◆ **Problem**:
Work out how many lines in the entries below include the word "value". Give nothing but the number.

(Rows from a figure dataset)
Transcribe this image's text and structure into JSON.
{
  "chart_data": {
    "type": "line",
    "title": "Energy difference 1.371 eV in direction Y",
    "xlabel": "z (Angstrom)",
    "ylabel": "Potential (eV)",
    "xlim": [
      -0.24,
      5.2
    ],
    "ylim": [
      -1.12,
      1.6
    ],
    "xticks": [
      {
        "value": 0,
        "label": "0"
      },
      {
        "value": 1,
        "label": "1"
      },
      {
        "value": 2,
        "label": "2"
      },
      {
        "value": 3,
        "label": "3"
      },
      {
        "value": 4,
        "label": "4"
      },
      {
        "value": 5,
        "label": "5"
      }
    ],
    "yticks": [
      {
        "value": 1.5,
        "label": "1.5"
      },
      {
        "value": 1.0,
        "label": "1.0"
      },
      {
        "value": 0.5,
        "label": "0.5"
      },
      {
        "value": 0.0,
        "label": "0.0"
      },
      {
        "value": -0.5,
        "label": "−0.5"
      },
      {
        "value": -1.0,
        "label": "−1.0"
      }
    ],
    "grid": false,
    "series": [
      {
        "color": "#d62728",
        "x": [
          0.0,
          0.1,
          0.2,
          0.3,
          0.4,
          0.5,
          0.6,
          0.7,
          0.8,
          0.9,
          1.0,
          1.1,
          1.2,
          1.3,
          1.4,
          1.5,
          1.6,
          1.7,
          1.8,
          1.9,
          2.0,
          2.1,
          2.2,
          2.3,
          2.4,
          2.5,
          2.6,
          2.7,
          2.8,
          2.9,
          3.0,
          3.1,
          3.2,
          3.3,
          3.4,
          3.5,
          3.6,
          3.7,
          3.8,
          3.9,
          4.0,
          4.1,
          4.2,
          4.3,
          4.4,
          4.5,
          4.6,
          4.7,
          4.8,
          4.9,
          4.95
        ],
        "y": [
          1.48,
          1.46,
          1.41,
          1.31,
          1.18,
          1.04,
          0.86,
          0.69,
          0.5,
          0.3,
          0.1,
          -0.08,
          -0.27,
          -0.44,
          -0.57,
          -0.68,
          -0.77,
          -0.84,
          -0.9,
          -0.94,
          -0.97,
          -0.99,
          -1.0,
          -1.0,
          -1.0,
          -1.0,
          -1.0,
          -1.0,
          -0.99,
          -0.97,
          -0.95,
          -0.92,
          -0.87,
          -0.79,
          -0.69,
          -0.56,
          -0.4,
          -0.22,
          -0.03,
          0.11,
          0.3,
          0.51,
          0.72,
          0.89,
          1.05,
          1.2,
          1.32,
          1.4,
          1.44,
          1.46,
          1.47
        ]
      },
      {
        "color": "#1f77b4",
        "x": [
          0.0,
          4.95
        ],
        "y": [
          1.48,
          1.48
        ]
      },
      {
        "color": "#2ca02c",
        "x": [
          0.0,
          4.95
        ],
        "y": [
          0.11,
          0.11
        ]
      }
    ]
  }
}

◆ **Output of the task**:
12